== What is required ==
Make an exact copy of the records, with the images left out.

== Records for this exercise ==
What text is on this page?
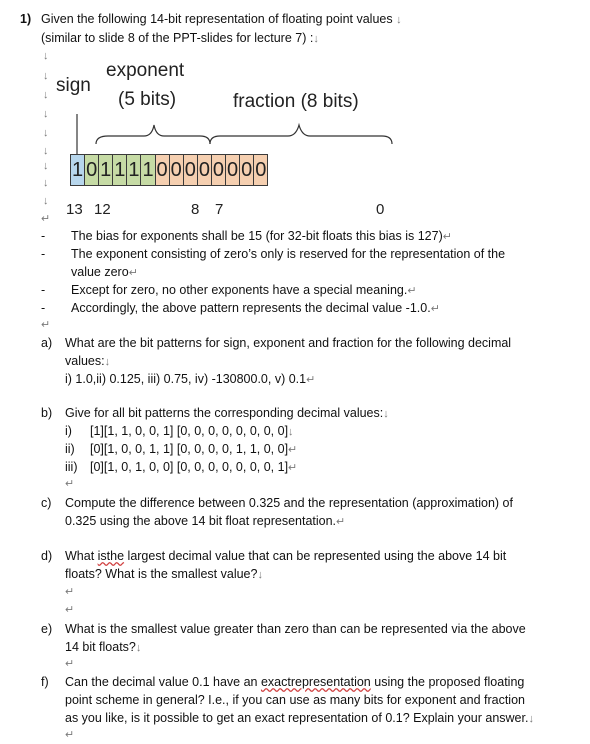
1) Given the following 14-bit representation of floating point values ↓
(similar to slide 8 of the PPT-slides for lecture 7) :↓
↓
↓
↓
↓
↓
↓
↓
↓
↓
↵
sign
exponent
(5 bits)	fraction (8 bits)
1 0 1 1 1 1 0 0 0 0 0 0 0 0
13 12	8 7	0
- The bias for exponents shall be 15 (for 32-bit floats this bias is 127)↵
- The exponent consisting of zero’s only is reserved for the representation of the
value zero↵
- Except for zero, no other exponents have a special meaning.↵
- Accordingly, the above pattern represents the decimal value -1.0.↵
↵
a) What are the bit patterns for sign, exponent and fraction for the following decimal
values:↓
i) 1.0,ii) 0.125, iii) 0.75, iv) -130800.0, v) 0.1↵
b) Give for all bit patterns the corresponding decimal values:↓
i) [1][1, 1, 0, 0, 1] [0, 0, 0, 0, 0, 0, 0, 0]↓
ii) [0][1, 0, 0, 1, 1] [0, 0, 0, 0, 1, 1, 0, 0]↵
iii) [0][1, 0, 1, 0, 0] [0, 0, 0, 0, 0, 0, 0, 1]↵
↵
c) Compute the difference between 0.325 and the representation (approximation) of
0.325 using the above 14 bit float representation.↵
d) What isthe largest decimal value that can be represented using the above 14 bit
floats? What is the smallest value?↓
↵
↵
e) What is the smallest value greater than zero than can be represented via the above
14 bit floats?↓
↵
f) Can the decimal value 0.1 have an exactrepresentation using the proposed floating
point scheme in general? I.e., if you can use as many bits for exponent and fraction
as you like, is it possible to get an exact representation of 0.1? Explain your answer.↓
↵
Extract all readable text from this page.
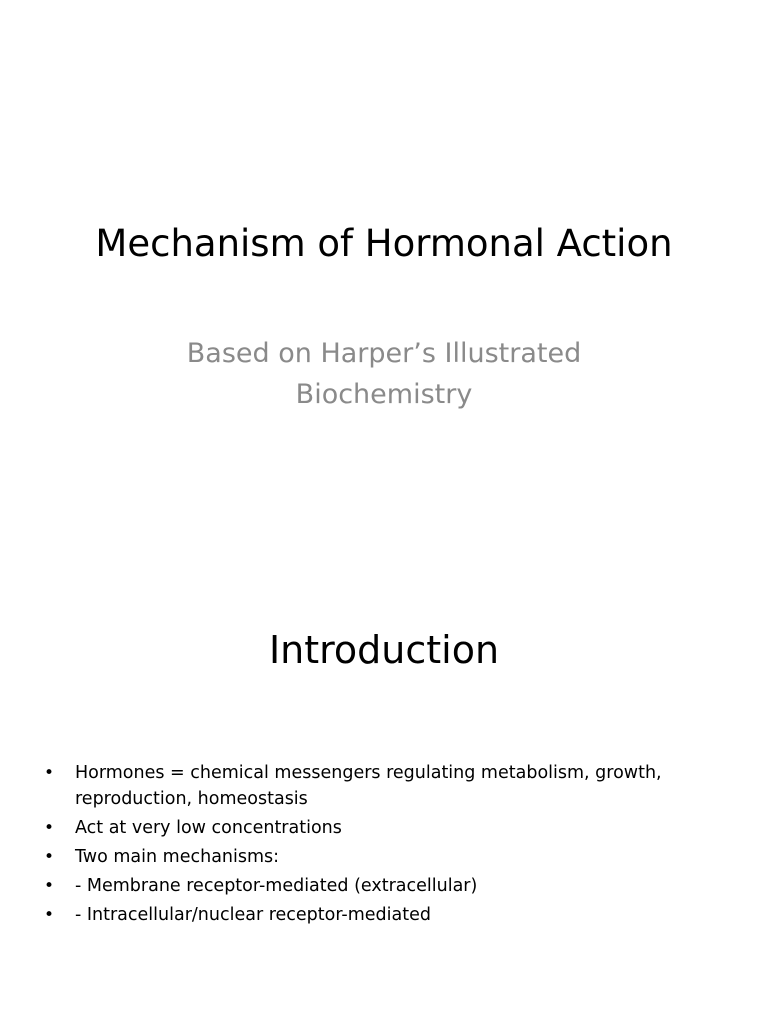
Mechanism of Hormonal Action
Based on Harper’s Illustrated
Biochemistry
Introduction
• Hormones = chemical messengers regulating metabolism, growth, reproduction, homeostasis
• Act at very low concentrations
• Two main mechanisms:
• - Membrane receptor-mediated (extracellular)
• - Intracellular/nuclear receptor-mediated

== Expected answer ==
What text is on this page?
1) Given the following 14-bit representation of floating point values ↓
(similar to slide 8 of the PPT-slides for lecture 7) :↓
↓
↓
↓
↓
↓
↓
↓
↓
↓
↵
sign
exponent
(5 bits)	fraction (8 bits)
1 0 1 1 1 1 0 0 0 0 0 0 0 0
13 12	8 7	0
- The bias for exponents shall be 15 (for 32-bit floats this bias is 127)↵
- The exponent consisting of zero’s only is reserved for the representation of the
value zero↵
- Except for zero, no other exponents have a special meaning.↵
- Accordingly, the above pattern represents the decimal value -1.0.↵
↵
a) What are the bit patterns for sign, exponent and fraction for the following decimal
values:↓
i) 1.0,ii) 0.125, iii) 0.75, iv) -130800.0, v) 0.1↵
b) Give for all bit patterns the corresponding decimal values:↓
i) [1][1, 1, 0, 0, 1] [0, 0, 0, 0, 0, 0, 0, 0]↓
ii) [0][1, 0, 0, 1, 1] [0, 0, 0, 0, 1, 1, 0, 0]↵
iii) [0][1, 0, 1, 0, 0] [0, 0, 0, 0, 0, 0, 0, 1]↵
↵
c) Compute the difference between 0.325 and the representation (approximation) of
0.325 using the above 14 bit float representation.↵
d) What isthe largest decimal value that can be represented using the above 14 bit
floats? What is the smallest value?↓
↵
↵
e) What is the smallest value greater than zero than can be represented via the above
14 bit floats?↓
↵
f) Can the decimal value 0.1 have an exactrepresentation using the proposed floating
point scheme in general? I.e., if you can use as many bits for exponent and fraction
as you like, is it possible to get an exact representation of 0.1? Explain your answer.↓
↵
Extract all readable text from this page.
Mechanism of Hormonal Action
Based on Harper’s Illustrated
Biochemistry
Introduction
• Hormones = chemical messengers regulating metabolism, growth, reproduction, homeostasis
• Act at very low concentrations
• Two main mechanisms:
• - Membrane receptor-mediated (extracellular)
• - Intracellular/nuclear receptor-mediated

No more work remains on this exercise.